▸ **Aim of the task**: Lines that hold the word "Full" should be located and copied.

Items from a dataset
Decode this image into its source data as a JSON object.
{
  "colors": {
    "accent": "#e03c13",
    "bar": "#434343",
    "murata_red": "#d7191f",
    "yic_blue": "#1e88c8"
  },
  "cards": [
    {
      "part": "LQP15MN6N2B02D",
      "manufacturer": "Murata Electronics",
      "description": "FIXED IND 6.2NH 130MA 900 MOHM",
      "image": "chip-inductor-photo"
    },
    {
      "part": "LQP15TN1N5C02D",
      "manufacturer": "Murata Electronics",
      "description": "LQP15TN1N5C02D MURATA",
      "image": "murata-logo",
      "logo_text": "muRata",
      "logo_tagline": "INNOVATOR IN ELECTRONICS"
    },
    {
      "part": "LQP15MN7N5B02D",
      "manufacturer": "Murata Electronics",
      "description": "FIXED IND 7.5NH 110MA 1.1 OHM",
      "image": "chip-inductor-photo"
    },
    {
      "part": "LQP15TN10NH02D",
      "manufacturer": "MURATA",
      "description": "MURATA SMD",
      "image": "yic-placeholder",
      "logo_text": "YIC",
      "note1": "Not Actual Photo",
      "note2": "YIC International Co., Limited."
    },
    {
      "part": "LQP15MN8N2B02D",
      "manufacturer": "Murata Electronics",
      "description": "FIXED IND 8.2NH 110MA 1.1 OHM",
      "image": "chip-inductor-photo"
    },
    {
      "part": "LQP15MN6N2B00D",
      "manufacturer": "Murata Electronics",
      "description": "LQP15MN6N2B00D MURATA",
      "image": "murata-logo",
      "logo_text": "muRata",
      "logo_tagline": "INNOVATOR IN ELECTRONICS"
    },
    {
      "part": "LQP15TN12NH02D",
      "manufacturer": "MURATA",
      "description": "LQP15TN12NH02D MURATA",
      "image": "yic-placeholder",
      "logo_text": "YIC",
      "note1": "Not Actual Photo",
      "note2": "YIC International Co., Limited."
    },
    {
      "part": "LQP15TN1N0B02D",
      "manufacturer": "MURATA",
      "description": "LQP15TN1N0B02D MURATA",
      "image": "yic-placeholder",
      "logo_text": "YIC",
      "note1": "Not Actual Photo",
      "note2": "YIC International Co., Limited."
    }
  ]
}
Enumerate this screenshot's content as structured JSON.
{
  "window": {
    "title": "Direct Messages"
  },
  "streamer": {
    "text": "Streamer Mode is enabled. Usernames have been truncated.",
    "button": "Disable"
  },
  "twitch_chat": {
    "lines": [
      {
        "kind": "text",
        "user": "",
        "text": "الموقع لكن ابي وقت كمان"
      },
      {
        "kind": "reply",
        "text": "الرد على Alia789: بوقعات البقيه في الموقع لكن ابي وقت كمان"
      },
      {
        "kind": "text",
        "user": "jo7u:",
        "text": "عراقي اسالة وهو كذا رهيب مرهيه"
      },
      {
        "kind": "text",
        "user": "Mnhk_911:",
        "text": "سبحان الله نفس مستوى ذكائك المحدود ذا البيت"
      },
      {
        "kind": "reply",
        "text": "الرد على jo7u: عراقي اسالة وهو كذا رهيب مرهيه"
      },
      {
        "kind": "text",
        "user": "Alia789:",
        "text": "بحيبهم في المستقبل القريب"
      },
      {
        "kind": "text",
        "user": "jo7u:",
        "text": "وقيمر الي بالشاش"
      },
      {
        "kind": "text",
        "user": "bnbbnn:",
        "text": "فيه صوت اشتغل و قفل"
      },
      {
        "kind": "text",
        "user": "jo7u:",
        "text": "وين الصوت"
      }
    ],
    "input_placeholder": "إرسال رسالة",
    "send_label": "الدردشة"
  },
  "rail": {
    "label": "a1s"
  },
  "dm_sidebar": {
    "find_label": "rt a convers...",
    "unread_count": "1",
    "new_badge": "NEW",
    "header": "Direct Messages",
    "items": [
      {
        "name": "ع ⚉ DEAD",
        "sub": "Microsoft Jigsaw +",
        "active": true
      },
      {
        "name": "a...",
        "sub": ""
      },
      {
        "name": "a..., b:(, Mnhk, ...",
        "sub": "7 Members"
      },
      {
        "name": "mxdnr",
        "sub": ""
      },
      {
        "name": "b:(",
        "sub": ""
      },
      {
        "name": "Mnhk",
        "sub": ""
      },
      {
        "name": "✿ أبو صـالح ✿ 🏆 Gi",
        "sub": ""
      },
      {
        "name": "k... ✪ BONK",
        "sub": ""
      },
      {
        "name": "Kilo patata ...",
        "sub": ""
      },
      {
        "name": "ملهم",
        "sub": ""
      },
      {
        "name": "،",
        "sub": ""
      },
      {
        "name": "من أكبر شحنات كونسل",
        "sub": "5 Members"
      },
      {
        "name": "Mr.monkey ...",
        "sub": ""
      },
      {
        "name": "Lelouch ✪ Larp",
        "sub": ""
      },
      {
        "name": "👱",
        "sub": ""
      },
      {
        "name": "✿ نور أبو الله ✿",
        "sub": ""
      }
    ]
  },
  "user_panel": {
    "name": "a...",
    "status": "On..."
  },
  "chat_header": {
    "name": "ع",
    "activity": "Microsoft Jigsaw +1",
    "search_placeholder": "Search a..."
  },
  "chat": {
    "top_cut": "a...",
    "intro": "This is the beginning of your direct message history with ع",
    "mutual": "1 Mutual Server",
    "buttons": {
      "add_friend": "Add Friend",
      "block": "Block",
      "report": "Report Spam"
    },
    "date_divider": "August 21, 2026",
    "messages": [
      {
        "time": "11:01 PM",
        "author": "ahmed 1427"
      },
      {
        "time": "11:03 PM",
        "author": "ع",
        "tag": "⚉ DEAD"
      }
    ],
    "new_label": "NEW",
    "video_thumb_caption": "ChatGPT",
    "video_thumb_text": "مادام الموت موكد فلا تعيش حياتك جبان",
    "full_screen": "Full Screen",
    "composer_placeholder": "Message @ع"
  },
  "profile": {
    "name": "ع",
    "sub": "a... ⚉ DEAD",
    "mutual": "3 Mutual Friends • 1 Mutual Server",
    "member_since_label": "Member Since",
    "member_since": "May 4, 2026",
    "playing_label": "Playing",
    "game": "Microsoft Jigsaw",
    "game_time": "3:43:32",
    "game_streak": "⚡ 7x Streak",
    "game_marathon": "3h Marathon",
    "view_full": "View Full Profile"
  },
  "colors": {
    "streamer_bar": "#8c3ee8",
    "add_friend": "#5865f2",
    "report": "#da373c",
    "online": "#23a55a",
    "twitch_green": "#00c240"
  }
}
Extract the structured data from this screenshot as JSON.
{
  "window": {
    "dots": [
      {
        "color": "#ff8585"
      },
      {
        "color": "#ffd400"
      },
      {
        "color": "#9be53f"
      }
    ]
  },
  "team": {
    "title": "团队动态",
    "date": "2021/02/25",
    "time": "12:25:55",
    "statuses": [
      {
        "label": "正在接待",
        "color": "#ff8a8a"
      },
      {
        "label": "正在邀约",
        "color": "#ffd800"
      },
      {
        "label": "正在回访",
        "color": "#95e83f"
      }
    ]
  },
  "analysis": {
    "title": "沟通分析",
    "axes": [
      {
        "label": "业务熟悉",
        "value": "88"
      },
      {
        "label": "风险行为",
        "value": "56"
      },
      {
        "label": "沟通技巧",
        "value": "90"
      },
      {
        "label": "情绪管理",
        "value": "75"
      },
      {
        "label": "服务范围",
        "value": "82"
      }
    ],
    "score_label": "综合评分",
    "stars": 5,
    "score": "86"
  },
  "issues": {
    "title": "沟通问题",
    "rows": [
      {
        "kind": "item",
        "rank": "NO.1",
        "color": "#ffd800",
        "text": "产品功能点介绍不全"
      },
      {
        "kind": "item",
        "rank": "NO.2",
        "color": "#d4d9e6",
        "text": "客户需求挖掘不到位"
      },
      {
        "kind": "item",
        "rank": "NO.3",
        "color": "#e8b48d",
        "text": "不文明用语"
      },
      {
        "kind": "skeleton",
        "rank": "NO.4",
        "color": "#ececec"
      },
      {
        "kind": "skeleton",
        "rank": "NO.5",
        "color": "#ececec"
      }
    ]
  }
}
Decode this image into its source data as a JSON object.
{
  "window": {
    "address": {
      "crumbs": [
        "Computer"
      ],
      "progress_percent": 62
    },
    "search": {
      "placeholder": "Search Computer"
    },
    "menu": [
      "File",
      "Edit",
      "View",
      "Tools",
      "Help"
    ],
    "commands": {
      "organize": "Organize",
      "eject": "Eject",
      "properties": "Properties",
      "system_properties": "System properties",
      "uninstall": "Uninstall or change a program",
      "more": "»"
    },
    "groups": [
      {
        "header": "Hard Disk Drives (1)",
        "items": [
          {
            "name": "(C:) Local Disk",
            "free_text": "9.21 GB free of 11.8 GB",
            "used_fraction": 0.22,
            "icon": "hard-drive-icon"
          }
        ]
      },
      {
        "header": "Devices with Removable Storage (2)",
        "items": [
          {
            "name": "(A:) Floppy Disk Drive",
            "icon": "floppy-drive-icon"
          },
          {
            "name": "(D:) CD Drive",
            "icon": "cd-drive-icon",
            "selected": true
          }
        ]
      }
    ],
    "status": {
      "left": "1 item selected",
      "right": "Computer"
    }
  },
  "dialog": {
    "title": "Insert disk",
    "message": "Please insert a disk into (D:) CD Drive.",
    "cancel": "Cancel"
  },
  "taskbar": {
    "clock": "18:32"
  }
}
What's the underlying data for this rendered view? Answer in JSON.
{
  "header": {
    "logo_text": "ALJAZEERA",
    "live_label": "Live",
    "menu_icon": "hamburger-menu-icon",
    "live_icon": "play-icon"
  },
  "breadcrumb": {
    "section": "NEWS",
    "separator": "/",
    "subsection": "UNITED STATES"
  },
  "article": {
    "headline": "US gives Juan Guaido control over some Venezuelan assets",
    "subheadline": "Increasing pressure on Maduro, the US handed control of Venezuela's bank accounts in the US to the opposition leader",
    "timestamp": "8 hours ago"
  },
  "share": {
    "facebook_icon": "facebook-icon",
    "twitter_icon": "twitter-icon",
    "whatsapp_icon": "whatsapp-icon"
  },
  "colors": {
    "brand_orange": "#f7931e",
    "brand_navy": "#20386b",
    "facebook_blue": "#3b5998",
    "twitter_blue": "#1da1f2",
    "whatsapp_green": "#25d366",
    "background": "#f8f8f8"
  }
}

▸ **Solution**:
    "full_screen": "Full Screen",
    "view_full": "View Full Profile"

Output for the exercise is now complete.